- REQUIREMENTS -
Pick out the lines in the listing below that contain the word "text" and copy them.
━━━━━ GIVEN INFORMATION ━━━━━
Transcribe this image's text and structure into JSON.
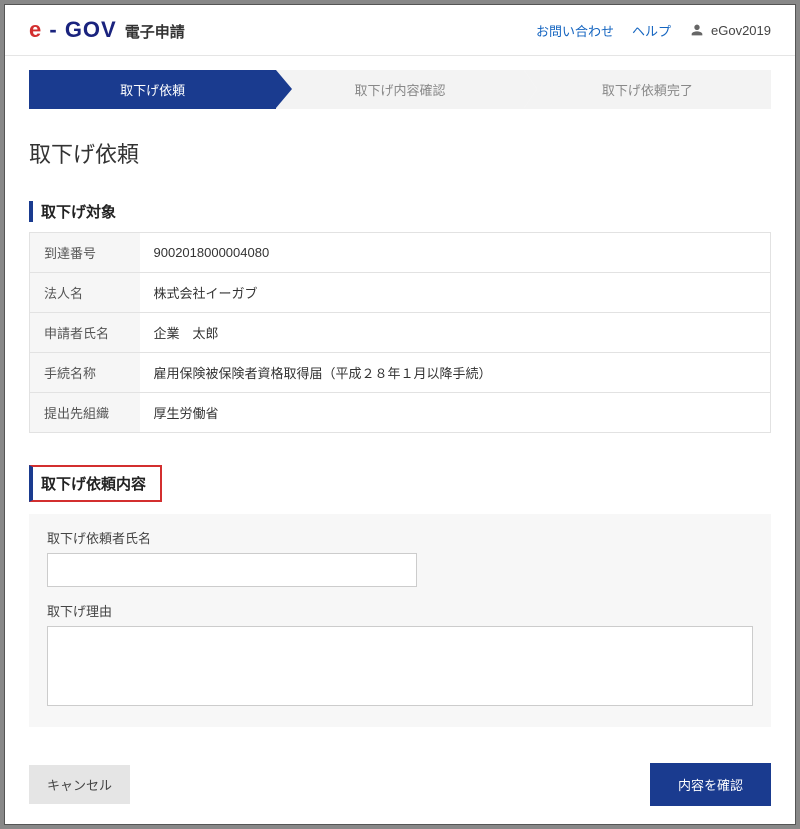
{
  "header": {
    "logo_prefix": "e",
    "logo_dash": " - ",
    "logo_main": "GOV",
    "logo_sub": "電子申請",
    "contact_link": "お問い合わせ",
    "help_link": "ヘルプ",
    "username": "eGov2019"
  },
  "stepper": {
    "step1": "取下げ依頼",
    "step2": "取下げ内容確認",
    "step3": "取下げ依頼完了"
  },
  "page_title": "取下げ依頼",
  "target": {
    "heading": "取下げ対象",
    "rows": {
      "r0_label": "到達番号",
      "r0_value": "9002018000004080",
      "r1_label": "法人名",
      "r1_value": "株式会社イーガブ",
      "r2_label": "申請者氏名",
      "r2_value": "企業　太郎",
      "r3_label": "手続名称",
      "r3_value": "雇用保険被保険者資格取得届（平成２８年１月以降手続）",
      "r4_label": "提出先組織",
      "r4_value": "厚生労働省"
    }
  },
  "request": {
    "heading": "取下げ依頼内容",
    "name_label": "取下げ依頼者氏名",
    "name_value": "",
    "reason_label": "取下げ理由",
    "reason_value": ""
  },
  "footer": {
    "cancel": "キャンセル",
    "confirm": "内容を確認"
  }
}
━━━━━
━━━━━ GIVEN INFORMATION ━━━━━
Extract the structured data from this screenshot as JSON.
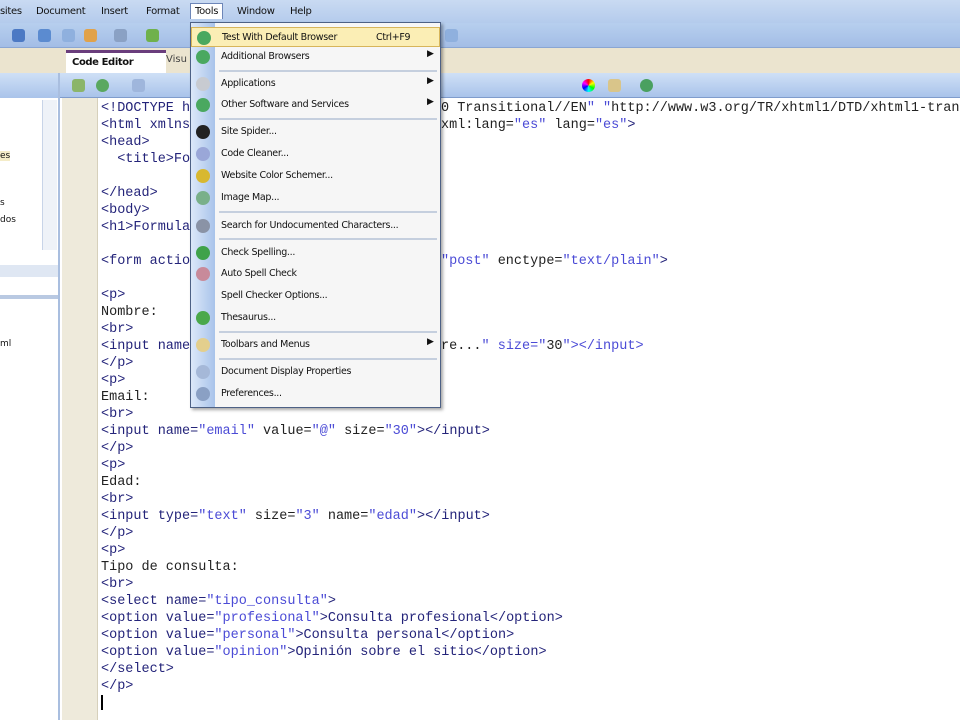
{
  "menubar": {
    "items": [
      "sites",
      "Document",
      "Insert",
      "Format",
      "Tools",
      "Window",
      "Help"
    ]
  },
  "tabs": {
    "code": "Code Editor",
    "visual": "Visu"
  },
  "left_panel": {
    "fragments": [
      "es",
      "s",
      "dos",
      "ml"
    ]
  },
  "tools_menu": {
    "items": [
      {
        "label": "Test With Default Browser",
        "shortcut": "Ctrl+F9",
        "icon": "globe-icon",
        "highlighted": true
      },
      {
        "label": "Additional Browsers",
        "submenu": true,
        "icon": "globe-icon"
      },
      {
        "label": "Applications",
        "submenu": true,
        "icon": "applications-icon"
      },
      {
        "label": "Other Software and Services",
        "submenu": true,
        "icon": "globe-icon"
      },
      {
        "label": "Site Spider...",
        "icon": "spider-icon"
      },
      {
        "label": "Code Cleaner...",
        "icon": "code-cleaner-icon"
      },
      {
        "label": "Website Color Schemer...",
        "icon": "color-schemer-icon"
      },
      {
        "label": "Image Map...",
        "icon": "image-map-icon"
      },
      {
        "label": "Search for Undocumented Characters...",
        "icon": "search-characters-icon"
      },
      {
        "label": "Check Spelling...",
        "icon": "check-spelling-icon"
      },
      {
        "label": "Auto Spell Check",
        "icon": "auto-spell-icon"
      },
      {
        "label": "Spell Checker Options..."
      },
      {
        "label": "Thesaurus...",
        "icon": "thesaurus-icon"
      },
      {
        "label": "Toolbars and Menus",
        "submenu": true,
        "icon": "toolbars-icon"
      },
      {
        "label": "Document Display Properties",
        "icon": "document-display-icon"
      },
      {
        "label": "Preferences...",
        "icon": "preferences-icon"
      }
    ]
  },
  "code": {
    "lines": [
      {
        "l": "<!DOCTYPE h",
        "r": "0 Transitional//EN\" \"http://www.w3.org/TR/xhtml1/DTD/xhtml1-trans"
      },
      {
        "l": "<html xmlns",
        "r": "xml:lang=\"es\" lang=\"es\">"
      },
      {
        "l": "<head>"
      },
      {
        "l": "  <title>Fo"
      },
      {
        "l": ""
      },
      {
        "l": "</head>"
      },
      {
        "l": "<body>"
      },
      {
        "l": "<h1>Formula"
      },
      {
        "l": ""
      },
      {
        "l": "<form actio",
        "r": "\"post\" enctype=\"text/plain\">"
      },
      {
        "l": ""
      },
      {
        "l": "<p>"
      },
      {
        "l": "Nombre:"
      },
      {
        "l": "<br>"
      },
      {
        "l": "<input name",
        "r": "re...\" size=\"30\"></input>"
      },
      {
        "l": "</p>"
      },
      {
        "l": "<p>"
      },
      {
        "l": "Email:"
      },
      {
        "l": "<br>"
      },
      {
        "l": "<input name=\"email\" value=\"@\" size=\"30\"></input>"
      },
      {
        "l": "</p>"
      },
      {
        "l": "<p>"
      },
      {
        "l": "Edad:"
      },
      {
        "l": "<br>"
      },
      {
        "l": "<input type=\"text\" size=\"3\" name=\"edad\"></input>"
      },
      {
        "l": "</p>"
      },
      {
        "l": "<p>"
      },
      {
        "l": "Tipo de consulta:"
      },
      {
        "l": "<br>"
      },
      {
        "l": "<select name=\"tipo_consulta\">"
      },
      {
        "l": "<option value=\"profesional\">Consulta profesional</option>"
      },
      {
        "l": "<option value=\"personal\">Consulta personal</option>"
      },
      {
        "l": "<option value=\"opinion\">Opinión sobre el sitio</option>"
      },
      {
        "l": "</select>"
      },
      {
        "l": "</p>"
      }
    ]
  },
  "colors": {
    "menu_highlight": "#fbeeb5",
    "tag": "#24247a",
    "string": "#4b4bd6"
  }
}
━━━━━
- SOLUTION -
Transcribe this image's text and structure into JSON.
        "r": "\"post\" enctype=\"text/plain\">"
        "l": "<input type=\"text\" size=\"3\" name=\"edad\"></input>"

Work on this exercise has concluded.